** DOCUMENT EXTRACT **
Each data point in the ZORRO and GUIDANCE series represents one probability cutoff score that was used to mask the alignment. From left to right: 0.9 to 0.1 in the interval of 0.1.

https://doi.org/10.1371/journal.pone.0030288.g001

Figure 1 shows that ZORRO outperformed the other masking programs. It shows that for the same level of sensitivity, ZORRO provided better specificity than GBLOCKS, ALISCORE and GUIDANCE. GUIDANCE performed poorly in comparison to the other programs, regardless of the cutoff scores used to mask the alignments. Similar results were obtained from alignments produced using other methods such as CLUSTALW (data not shown).

ZORRO reduces the alignment uncertainty

Given that ZORRO performs well relative to the other masking programs, our next question was to determine if it produced output that could then be used to clean up alignments with reduced uncertainty. This would be beneficial because as discussed above, uncertainty in alignments can lead to phylogenetic inference errors. Ambiguous columns typically do not persist between different alignment treatments and will cause alignments to differ. By measuring the extent of differences between alignments, the uncertainty in alignments can be quantified. The head-or-tail approach discussed earlier is a simple and elegant way of assessing the alignment uncertainty [9] and is used here.

** DATASET EXTRACT **

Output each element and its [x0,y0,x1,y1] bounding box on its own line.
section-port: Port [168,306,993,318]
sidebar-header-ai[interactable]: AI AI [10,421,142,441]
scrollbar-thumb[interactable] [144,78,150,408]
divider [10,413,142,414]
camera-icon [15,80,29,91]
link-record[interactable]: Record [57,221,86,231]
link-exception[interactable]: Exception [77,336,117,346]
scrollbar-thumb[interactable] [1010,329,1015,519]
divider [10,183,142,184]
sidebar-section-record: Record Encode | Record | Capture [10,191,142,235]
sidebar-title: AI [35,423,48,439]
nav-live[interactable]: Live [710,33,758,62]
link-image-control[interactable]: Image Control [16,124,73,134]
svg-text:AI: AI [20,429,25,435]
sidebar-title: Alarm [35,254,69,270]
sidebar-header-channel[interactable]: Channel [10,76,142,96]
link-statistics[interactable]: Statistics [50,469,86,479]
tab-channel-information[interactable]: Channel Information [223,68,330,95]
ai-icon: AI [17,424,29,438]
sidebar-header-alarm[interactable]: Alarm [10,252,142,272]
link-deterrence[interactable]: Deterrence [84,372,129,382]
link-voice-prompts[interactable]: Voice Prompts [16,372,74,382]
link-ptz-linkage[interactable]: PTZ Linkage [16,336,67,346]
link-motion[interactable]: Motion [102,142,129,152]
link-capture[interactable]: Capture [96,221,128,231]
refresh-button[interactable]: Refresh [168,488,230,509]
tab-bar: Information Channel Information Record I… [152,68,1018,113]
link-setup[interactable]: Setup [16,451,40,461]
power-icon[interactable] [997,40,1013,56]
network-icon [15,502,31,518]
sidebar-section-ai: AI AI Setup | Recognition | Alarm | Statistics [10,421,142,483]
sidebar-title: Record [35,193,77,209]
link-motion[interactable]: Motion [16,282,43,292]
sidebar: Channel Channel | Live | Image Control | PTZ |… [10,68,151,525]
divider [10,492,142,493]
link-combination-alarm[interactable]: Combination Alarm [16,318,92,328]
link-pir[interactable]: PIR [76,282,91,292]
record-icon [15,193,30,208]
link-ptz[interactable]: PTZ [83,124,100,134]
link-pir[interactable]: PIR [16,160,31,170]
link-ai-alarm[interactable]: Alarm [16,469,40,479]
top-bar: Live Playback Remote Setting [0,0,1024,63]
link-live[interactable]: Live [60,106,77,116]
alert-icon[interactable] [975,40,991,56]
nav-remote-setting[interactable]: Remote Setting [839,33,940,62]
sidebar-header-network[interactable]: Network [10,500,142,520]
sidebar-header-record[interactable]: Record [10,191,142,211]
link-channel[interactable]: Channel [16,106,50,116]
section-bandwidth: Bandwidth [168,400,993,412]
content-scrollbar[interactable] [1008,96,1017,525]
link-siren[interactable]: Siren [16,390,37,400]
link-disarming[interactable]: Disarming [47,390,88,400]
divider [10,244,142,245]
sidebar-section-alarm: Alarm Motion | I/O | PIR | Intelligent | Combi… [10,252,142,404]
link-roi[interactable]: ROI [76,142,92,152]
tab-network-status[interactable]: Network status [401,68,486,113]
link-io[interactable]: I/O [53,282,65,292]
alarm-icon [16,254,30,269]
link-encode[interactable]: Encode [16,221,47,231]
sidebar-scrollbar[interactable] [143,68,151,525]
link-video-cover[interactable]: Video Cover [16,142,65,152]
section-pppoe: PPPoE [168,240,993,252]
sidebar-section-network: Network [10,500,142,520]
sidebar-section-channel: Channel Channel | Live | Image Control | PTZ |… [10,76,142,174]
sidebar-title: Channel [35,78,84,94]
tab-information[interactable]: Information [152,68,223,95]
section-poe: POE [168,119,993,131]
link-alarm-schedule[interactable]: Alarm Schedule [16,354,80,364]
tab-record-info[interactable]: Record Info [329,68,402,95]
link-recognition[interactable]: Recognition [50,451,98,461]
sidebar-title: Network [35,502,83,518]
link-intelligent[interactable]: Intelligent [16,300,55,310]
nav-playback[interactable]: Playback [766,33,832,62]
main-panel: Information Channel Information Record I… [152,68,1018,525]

** TASK OBJECTIVE **
Transcribe the stretch of the ZORRO alignment-masking text from "Each data point" through "interval of 0.1.".

** TASK SOLUTION **
Each data point in the ZORRO and GUIDANCE series represents one probability cutoff score that was used to mask the alignment. From left to right: 0.9 to 0.1 in the interval of 0.1.